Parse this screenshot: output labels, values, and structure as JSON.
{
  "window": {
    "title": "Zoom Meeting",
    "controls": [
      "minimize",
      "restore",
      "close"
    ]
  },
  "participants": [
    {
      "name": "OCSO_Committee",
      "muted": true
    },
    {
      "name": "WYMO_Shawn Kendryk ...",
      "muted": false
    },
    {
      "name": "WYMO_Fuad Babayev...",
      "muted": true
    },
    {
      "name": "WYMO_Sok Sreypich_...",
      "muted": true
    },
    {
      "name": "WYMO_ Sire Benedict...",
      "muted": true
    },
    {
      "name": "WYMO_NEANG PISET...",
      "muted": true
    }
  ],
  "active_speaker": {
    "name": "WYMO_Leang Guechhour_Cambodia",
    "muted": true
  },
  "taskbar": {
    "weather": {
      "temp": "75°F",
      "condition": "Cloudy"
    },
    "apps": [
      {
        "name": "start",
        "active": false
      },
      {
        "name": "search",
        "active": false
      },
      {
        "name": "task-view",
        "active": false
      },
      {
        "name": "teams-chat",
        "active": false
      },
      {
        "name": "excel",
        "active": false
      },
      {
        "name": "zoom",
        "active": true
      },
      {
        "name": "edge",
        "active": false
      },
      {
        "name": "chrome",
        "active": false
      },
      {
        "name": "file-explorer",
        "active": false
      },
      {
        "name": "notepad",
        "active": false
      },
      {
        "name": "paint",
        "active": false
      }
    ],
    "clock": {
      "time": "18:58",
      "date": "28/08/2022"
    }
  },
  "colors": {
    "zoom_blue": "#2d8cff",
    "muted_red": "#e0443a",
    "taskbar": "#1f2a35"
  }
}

» **EXERCISE AIM**
Exactly reproduce every line of the data above.

» **OUTPUT OF THE EXERCISE**
Parse this screenshot: output labels, values, and structure as JSON.
{
  "window": {
    "title": "Zoom Meeting",
    "controls": [
      "minimize",
      "restore",
      "close"
    ]
  },
  "participants": [
    {
      "name": "OCSO_Committee",
      "muted": true
    },
    {
      "name": "WYMO_Shawn Kendryk ...",
      "muted": false
    },
    {
      "name": "WYMO_Fuad Babayev...",
      "muted": true
    },
    {
      "name": "WYMO_Sok Sreypich_...",
      "muted": true
    },
    {
      "name": "WYMO_ Sire Benedict...",
      "muted": true
    },
    {
      "name": "WYMO_NEANG PISET...",
      "muted": true
    }
  ],
  "active_speaker": {
    "name": "WYMO_Leang Guechhour_Cambodia",
    "muted": true
  },
  "taskbar": {
    "weather": {
      "temp": "75°F",
      "condition": "Cloudy"
    },
    "apps": [
      {
        "name": "start",
        "active": false
      },
      {
        "name": "search",
        "active": false
      },
      {
        "name": "task-view",
        "active": false
      },
      {
        "name": "teams-chat",
        "active": false
      },
      {
        "name": "excel",
        "active": false
      },
      {
        "name": "zoom",
        "active": true
      },
      {
        "name": "edge",
        "active": false
      },
      {
        "name": "chrome",
        "active": false
      },
      {
        "name": "file-explorer",
        "active": false
      },
      {
        "name": "notepad",
        "active": false
      },
      {
        "name": "paint",
        "active": false
      }
    ],
    "clock": {
      "time": "18:58",
      "date": "28/08/2022"
    }
  },
  "colors": {
    "zoom_blue": "#2d8cff",
    "muted_red": "#e0443a",
    "taskbar": "#1f2a35"
  }
}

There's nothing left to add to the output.